## Stored records
------------------------

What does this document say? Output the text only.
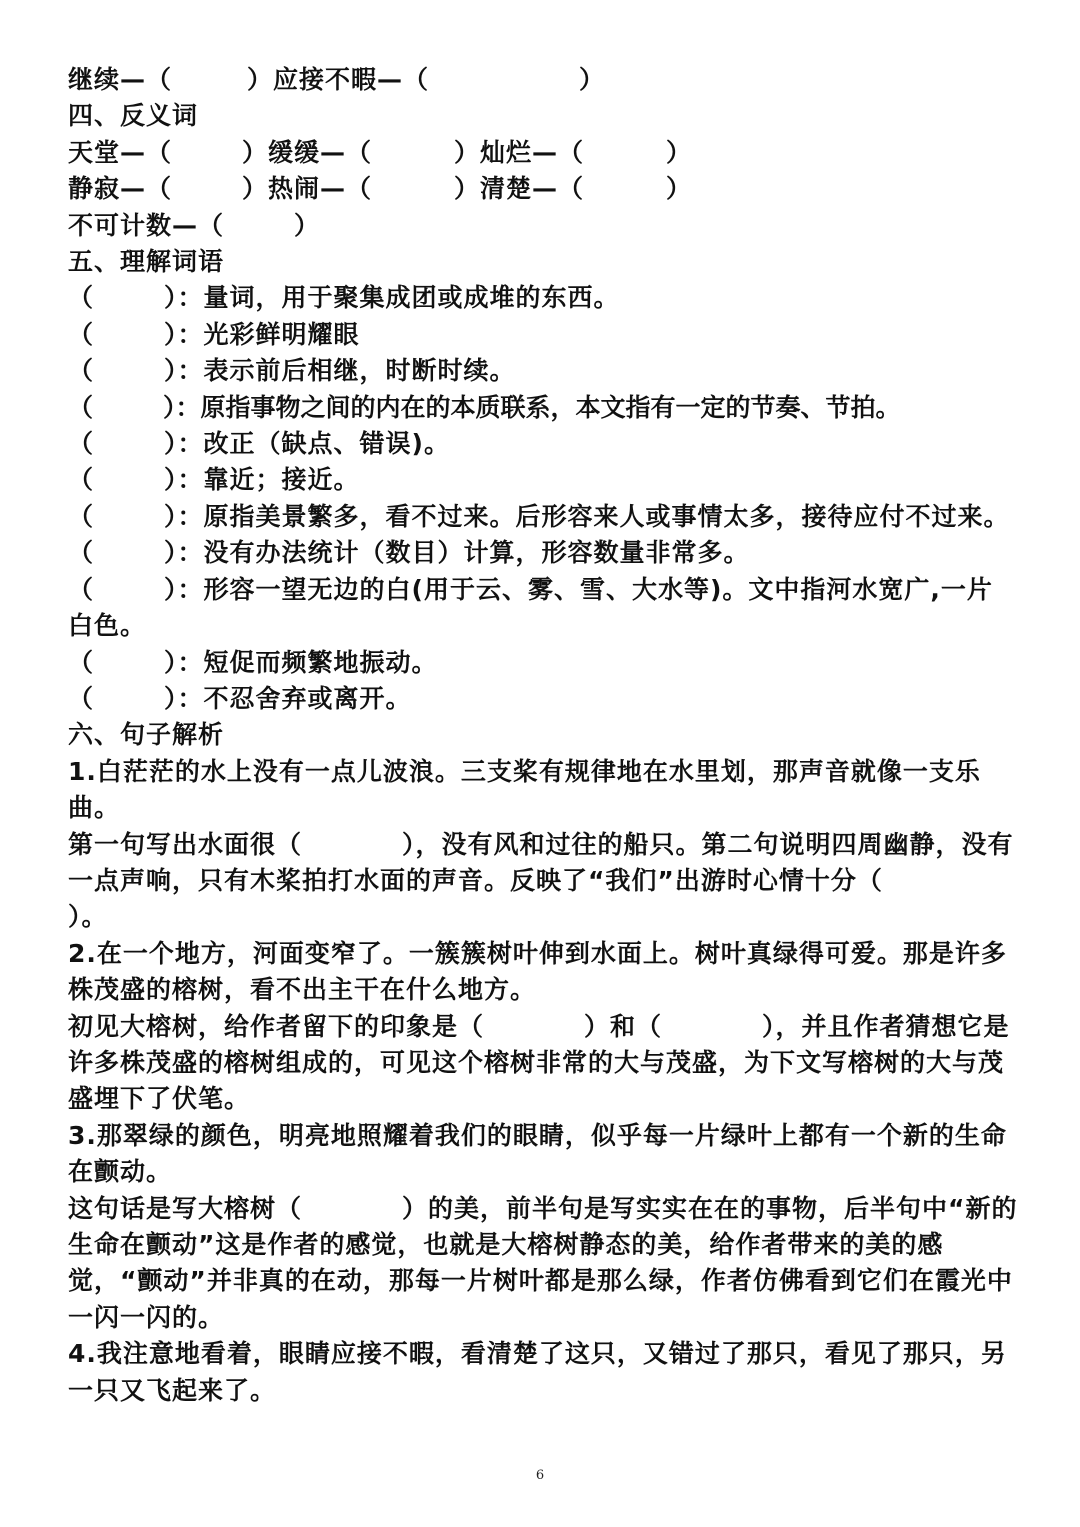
继续—（	）应接不暇—（	）
四、反义词
天堂—（	）缓缓—（	）灿烂—（	）
静寂—（	）热闹—（	）清楚—（	）
不可计数—（	）
五、理解词语
（	）：量词，用于聚集成团或成堆的东西。
（	）：光彩鲜明耀眼
（	）：表示前后相继，时断时续。
（	）：原指事物之间的内在的本质联系，本文指有一定的节奏、节拍。
（	）：改正（缺点、错误)。
（	）：靠近；接近。
（	）：原指美景繁多，看不过来。后形容来人或事情太多，接待应付不过来。
（	）：没有办法统计（数目）计算，形容数量非常多。
（	）：形容一望无边的白(用于云、雾、雪、大水等)。文中指河水宽广,一片白色。
（	）：短促而频繁地振动。
（	）：不忍舍弃或离开。
六、句子解析
1.白茫茫的水上没有一点儿波浪。三支桨有规律地在水里划，那声音就像一支乐曲。
第一句写出水面很（	），没有风和过往的船只。第二句说明四周幽静，没有一点声响，只有木桨拍打水面的声音。反映了“我们”出游时心情十分（）。
2.在一个地方，河面变窄了。一簇簇树叶伸到水面上。树叶真绿得可爱。那是许多株茂盛的榕树，看不出主干在什么地方。
初见大榕树，给作者留下的印象是（	）和（	），并且作者猜想它是许多株茂盛的榕树组成的，可见这个榕树非常的大与茂盛，为下文写榕树的大与茂盛埋下了伏笔。
3.那翠绿的颜色，明亮地照耀着我们的眼睛，似乎每一片绿叶上都有一个新的生命在颤动。
这句话是写大榕树（	）的美，前半句是写实实在在的事物，后半句中“新的生命在颤动”这是作者的感觉，也就是大榕树静态的美，给作者带来的美的感觉，“颤动”并非真的在动，那每一片树叶都是那么绿，作者仿佛看到它们在霞光中一闪一闪的。
4.我注意地看着，眼睛应接不暇，看清楚了这只，又错过了那只，看见了那只，另一只又飞起来了。
6
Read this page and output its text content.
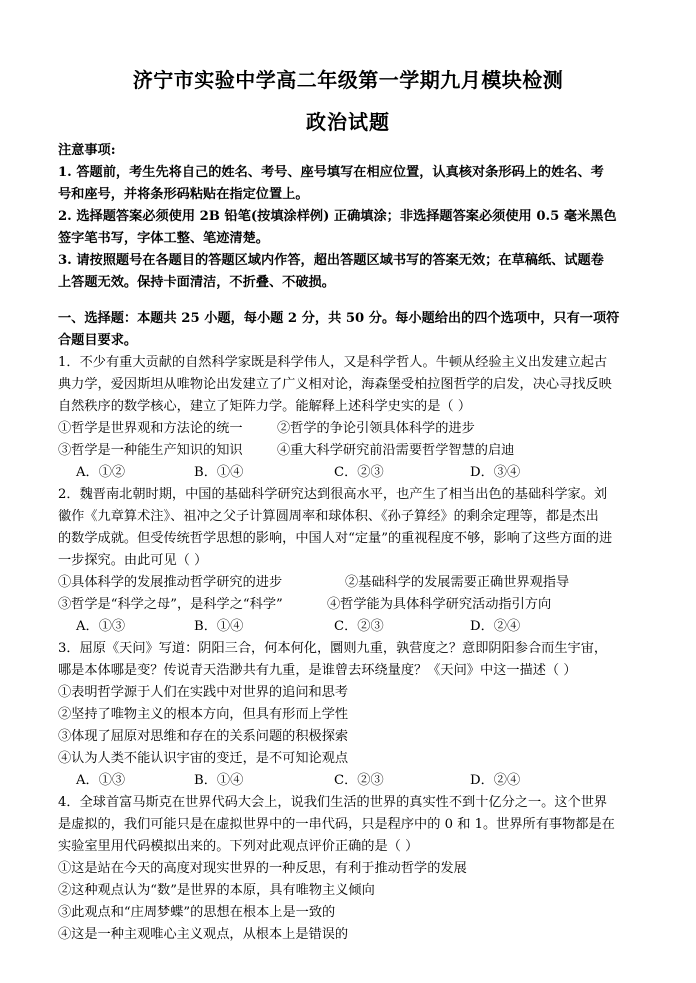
济宁市实验中学高二年级第一学期九月模块检测
政治试题
注意事项:
1. 答题前，考生先将自己的姓名、考号、座号填写在相应位置，认真核对条形码上的姓名、考
号和座号，并将条形码粘贴在指定位置上。
2. 选择题答案必须使用 2B 铅笔(按填涂样例) 正确填涂；非选择题答案必须使用 0.5 毫米黑色
签字笔书写，字体工整、笔迹清楚。
3. 请按照题号在各题目的答题区域内作答，超出答题区域书写的答案无效；在草稿纸、试题卷
上答题无效。保持卡面清洁，不折叠、不破损。
一、选择题：本题共 25 小题，每小题 2 分，共 50 分。每小题给出的四个选项中，只有一项符
合题目要求。
1．不少有重大贡献的自然科学家既是科学伟人，又是科学哲人。牛顿从经验主义出发建立起古
典力学，爱因斯坦从唯物论出发建立了广义相对论，海森堡受柏拉图哲学的启发，决心寻找反映
自然秩序的数学核心，建立了矩阵力学。能解释上述科学史实的是（ ）
①哲学是世界观和方法论的统一	②哲学的争论引领具体科学的进步
③哲学是一种能生产知识的知识	④重大科学研究前沿需要哲学智慧的启迪
A．①②	B．①④	C．②③	D．③④
2．魏晋南北朝时期，中国的基础科学研究达到很高水平，也产生了相当出色的基础科学家。刘
徽作《九章算术注》、祖冲之父子计算圆周率和球体积、《孙子算经》的剩余定理等，都是杰出
的数学成就。但受传统哲学思想的影响，中国人对“定量”的重视程度不够，影响了这些方面的进
一步探究。由此可见（ ）
①具体科学的发展推动哲学研究的进步	②基础科学的发展需要正确世界观指导
③哲学是“科学之母”，是科学之“科学”	④哲学能为具体科学研究活动指引方向
A．①③	B．①④	C．②③	D．②④
3．屈原《天问》写道：阴阳三合，何本何化，圜则九重，孰营度之？意即阴阳参合而生宇宙，
哪是本体哪是变？传说青天浩渺共有九重，是谁曾去环绕量度？《天问》中这一描述（ ）
①表明哲学源于人们在实践中对世界的追问和思考
②坚持了唯物主义的根本方向，但具有形而上学性
③体现了屈原对思维和存在的关系问题的积极探索
④认为人类不能认识宇宙的变迁，是不可知论观点
A．①③	B．①④	C．②③	D．②④
4．全球首富马斯克在世界代码大会上，说我们生活的世界的真实性不到十亿分之一。这个世界
是虚拟的，我们可能只是在虚拟世界中的一串代码，只是程序中的 0 和 1。世界所有事物都是在
实验室里用代码模拟出来的。下列对此观点评价正确的是（ ）
①这是站在今天的高度对现实世界的一种反思，有利于推动哲学的发展
②这种观点认为“数”是世界的本原，具有唯物主义倾向
③此观点和“庄周梦蝶”的思想在根本上是一致的
④这是一种主观唯心主义观点，从根本上是错误的
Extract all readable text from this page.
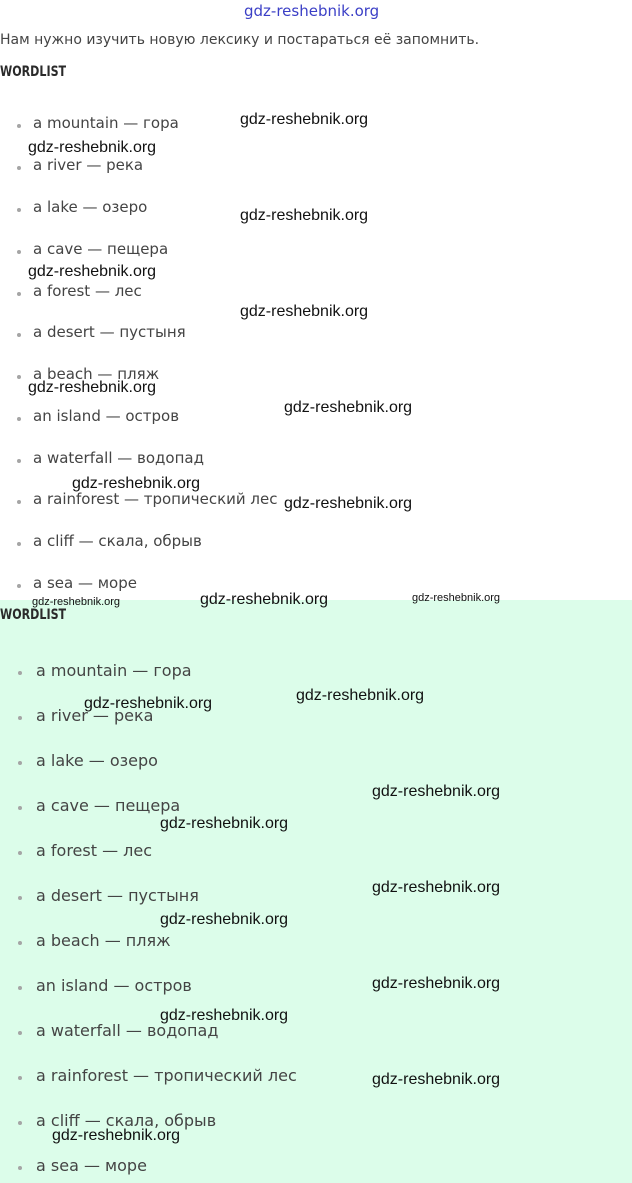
gdz-reshebnik.org
Нам нужно изучить новую лексику и постараться её запомнить.
WORDLIST
a mountain — гора
a river — река
a lake — озеро
a cave — пещера
a forest — лес
a desert — пустыня
a beach — пляж
an island — остров
a waterfall — водопад
a rainforest — тропический лес
a cliff — скала, обрыв
a sea — море
WORDLIST
a mountain — гора
a river — река
a lake — озеро
a cave — пещера
a forest — лес
a desert — пустыня
a beach — пляж
an island — остров
a waterfall — водопад
a rainforest — тропический лес
a cliff — скала, обрыв
a sea — море
gdz-reshebnik.org
gdz-reshebnik.org
gdz-reshebnik.org
gdz-reshebnik.org
gdz-reshebnik.org
gdz-reshebnik.org
gdz-reshebnik.org
gdz-reshebnik.org
gdz-reshebnik.org
gdz-reshebnik.org	gdz-reshebnik.org	gdz-reshebnik.org
gdz-reshebnik.org
gdz-reshebnik.org
gdz-reshebnik.org
gdz-reshebnik.org
gdz-reshebnik.org
gdz-reshebnik.org
gdz-reshebnik.org
gdz-reshebnik.org
gdz-reshebnik.org
gdz-reshebnik.org
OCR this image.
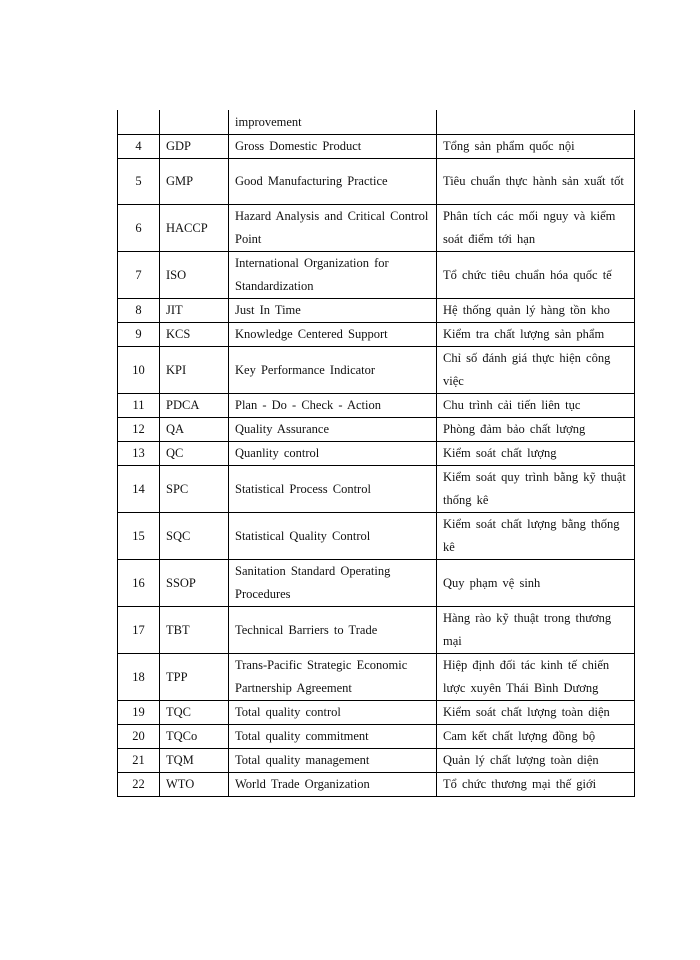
		improvement	
4	GDP	Gross Domestic Product	Tổng sản phẩm quốc nội
5	GMP	Good Manufacturing Practice	Tiêu chuẩn thực hành sản xuất tốt
6	HACCP	Hazard Analysis and Critical Control Point	Phân tích các mối nguy và kiểm soát điểm tới hạn
7	ISO	International Organization for Standardization	Tổ chức tiêu chuẩn hóa quốc tế
8	JIT	Just In Time	Hệ thống quản lý hàng tồn kho
9	KCS	Knowledge Centered Support	Kiểm tra chất lượng sản phẩm
10	KPI	Key Performance Indicator	Chỉ số đánh giá thực hiện công việc
11	PDCA	Plan - Do - Check - Action	Chu trình cải tiến liên tục
12	QA	Quality Assurance	Phòng đảm bảo chất lượng
13	QC	Quanlity control	Kiểm soát chất lượng
14	SPC	Statistical Process Control	Kiểm soát quy trình bằng kỹ thuật thống kê
15	SQC	Statistical Quality Control	Kiểm soát chất lượng bằng thống kê
16	SSOP	Sanitation Standard Operating Procedures	Quy phạm vệ sinh
17	TBT	Technical Barriers to Trade	Hàng rào kỹ thuật trong thương mại
18	TPP	Trans-Pacific Strategic Economic Partnership Agreement	Hiệp định đối tác kinh tế chiến lược xuyên Thái Bình Dương
19	TQC	Total quality control	Kiểm soát chất lượng toàn diện
20	TQCo	Total quality commitment	Cam kết chất lượng đồng bộ
21	TQM	Total quality management	Quản lý chất lượng toàn diện
22	WTO	World Trade Organization	Tổ chức thương mại thế giới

------------------------

## DIRECTION
Copy the records exactly. Skip the pictures.

## SOLVED PROBLEM
What does this document say? Output the text only.
继续—（	）应接不暇—（	）
四、反义词
天堂—（	）缓缓—（	）灿烂—（	）
静寂—（	）热闹—（	）清楚—（	）
不可计数—（	）
五、理解词语
（	）：量词，用于聚集成团或成堆的东西。
（	）：光彩鲜明耀眼
（	）：表示前后相继，时断时续。
（	）：原指事物之间的内在的本质联系，本文指有一定的节奏、节拍。
（	）：改正（缺点、错误)。
（	）：靠近；接近。
（	）：原指美景繁多，看不过来。后形容来人或事情太多，接待应付不过来。
（	）：没有办法统计（数目）计算，形容数量非常多。
（	）：形容一望无边的白(用于云、雾、雪、大水等)。文中指河水宽广,一片白色。
（	）：短促而频繁地振动。
（	）：不忍舍弃或离开。
六、句子解析
1.白茫茫的水上没有一点儿波浪。三支桨有规律地在水里划，那声音就像一支乐曲。
第一句写出水面很（	），没有风和过往的船只。第二句说明四周幽静，没有一点声响，只有木桨拍打水面的声音。反映了“我们”出游时心情十分（）。
2.在一个地方，河面变窄了。一簇簇树叶伸到水面上。树叶真绿得可爱。那是许多株茂盛的榕树，看不出主干在什么地方。
初见大榕树，给作者留下的印象是（	）和（	），并且作者猜想它是许多株茂盛的榕树组成的，可见这个榕树非常的大与茂盛，为下文写榕树的大与茂盛埋下了伏笔。
3.那翠绿的颜色，明亮地照耀着我们的眼睛，似乎每一片绿叶上都有一个新的生命在颤动。
这句话是写大榕树（	）的美，前半句是写实实在在的事物，后半句中“新的生命在颤动”这是作者的感觉，也就是大榕树静态的美，给作者带来的美的感觉，“颤动”并非真的在动，那每一片树叶都是那么绿，作者仿佛看到它们在霞光中一闪一闪的。
4.我注意地看着，眼睛应接不暇，看清楚了这只，又错过了那只，看见了那只，另一只又飞起来了。
6
Read this page and output its text content.
济宁市实验中学高二年级第一学期九月模块检测
政治试题
注意事项:
1. 答题前，考生先将自己的姓名、考号、座号填写在相应位置，认真核对条形码上的姓名、考
号和座号，并将条形码粘贴在指定位置上。
2. 选择题答案必须使用 2B 铅笔(按填涂样例) 正确填涂；非选择题答案必须使用 0.5 毫米黑色
签字笔书写，字体工整、笔迹清楚。
3. 请按照题号在各题目的答题区域内作答，超出答题区域书写的答案无效；在草稿纸、试题卷
上答题无效。保持卡面清洁，不折叠、不破损。
一、选择题：本题共 25 小题，每小题 2 分，共 50 分。每小题给出的四个选项中，只有一项符
合题目要求。
1．不少有重大贡献的自然科学家既是科学伟人，又是科学哲人。牛顿从经验主义出发建立起古
典力学，爱因斯坦从唯物论出发建立了广义相对论，海森堡受柏拉图哲学的启发，决心寻找反映
自然秩序的数学核心，建立了矩阵力学。能解释上述科学史实的是（ ）
①哲学是世界观和方法论的统一	②哲学的争论引领具体科学的进步
③哲学是一种能生产知识的知识	④重大科学研究前沿需要哲学智慧的启迪
A．①②	B．①④	C．②③	D．③④
2．魏晋南北朝时期，中国的基础科学研究达到很高水平，也产生了相当出色的基础科学家。刘
徽作《九章算术注》、祖冲之父子计算圆周率和球体积、《孙子算经》的剩余定理等，都是杰出
的数学成就。但受传统哲学思想的影响，中国人对“定量”的重视程度不够，影响了这些方面的进
一步探究。由此可见（ ）
①具体科学的发展推动哲学研究的进步	②基础科学的发展需要正确世界观指导
③哲学是“科学之母”，是科学之“科学”	④哲学能为具体科学研究活动指引方向
A．①③	B．①④	C．②③	D．②④
3．屈原《天问》写道：阴阳三合，何本何化，圜则九重，孰营度之？意即阴阳参合而生宇宙，
哪是本体哪是变？传说青天浩渺共有九重，是谁曾去环绕量度？《天问》中这一描述（ ）
①表明哲学源于人们在实践中对世界的追问和思考
②坚持了唯物主义的根本方向，但具有形而上学性
③体现了屈原对思维和存在的关系问题的积极探索
④认为人类不能认识宇宙的变迁，是不可知论观点
A．①③	B．①④	C．②③	D．②④
4．全球首富马斯克在世界代码大会上，说我们生活的世界的真实性不到十亿分之一。这个世界
是虚拟的，我们可能只是在虚拟世界中的一串代码，只是程序中的 0 和 1。世界所有事物都是在
实验室里用代码模拟出来的。下列对此观点评价正确的是（ ）
①这是站在今天的高度对现实世界的一种反思，有利于推动哲学的发展
②这种观点认为“数”是世界的本原，具有唯物主义倾向
③此观点和“庄周梦蝶”的思想在根本上是一致的
④这是一种主观唯心主义观点，从根本上是错误的
Extract all readable text from this page.
gdz-reshebnik.org
Нам нужно изучить новую лексику и постараться её запомнить.
WORDLIST
a mountain — гора
a river — река
a lake — озеро
a cave — пещера
a forest — лес
a desert — пустыня
a beach — пляж
an island — остров
a waterfall — водопад
a rainforest — тропический лес
a cliff — скала, обрыв
a sea — море
WORDLIST
a mountain — гора
a river — река
a lake — озеро
a cave — пещера
a forest — лес
a desert — пустыня
a beach — пляж
an island — остров
a waterfall — водопад
a rainforest — тропический лес
a cliff — скала, обрыв
a sea — море
gdz-reshebnik.org
gdz-reshebnik.org
gdz-reshebnik.org
gdz-reshebnik.org
gdz-reshebnik.org
gdz-reshebnik.org
gdz-reshebnik.org
gdz-reshebnik.org
gdz-reshebnik.org
gdz-reshebnik.org	gdz-reshebnik.org	gdz-reshebnik.org
gdz-reshebnik.org
gdz-reshebnik.org
gdz-reshebnik.org
gdz-reshebnik.org
gdz-reshebnik.org
gdz-reshebnik.org
gdz-reshebnik.org
gdz-reshebnik.org
gdz-reshebnik.org
gdz-reshebnik.org
OCR this image.
		improvement	
4	GDP	Gross Domestic Product	Tổng sản phẩm quốc nội
5	GMP	Good Manufacturing Practice	Tiêu chuẩn thực hành sản xuất tốt
6	HACCP	Hazard Analysis and Critical Control Point	Phân tích các mối nguy và kiểm soát điểm tới hạn
7	ISO	International Organization for Standardization	Tổ chức tiêu chuẩn hóa quốc tế
8	JIT	Just In Time	Hệ thống quản lý hàng tồn kho
9	KCS	Knowledge Centered Support	Kiểm tra chất lượng sản phẩm
10	KPI	Key Performance Indicator	Chỉ số đánh giá thực hiện công việc
11	PDCA	Plan - Do - Check - Action	Chu trình cải tiến liên tục
12	QA	Quality Assurance	Phòng đảm bảo chất lượng
13	QC	Quanlity control	Kiểm soát chất lượng
14	SPC	Statistical Process Control	Kiểm soát quy trình bằng kỹ thuật thống kê
15	SQC	Statistical Quality Control	Kiểm soát chất lượng bằng thống kê
16	SSOP	Sanitation Standard Operating Procedures	Quy phạm vệ sinh
17	TBT	Technical Barriers to Trade	Hàng rào kỹ thuật trong thương mại
18	TPP	Trans-Pacific Strategic Economic Partnership Agreement	Hiệp định đối tác kinh tế chiến lược xuyên Thái Bình Dương
19	TQC	Total quality control	Kiểm soát chất lượng toàn diện
20	TQCo	Total quality commitment	Cam kết chất lượng đồng bộ
21	TQM	Total quality management	Quản lý chất lượng toàn diện
22	WTO	World Trade Organization	Tổ chức thương mại thế giới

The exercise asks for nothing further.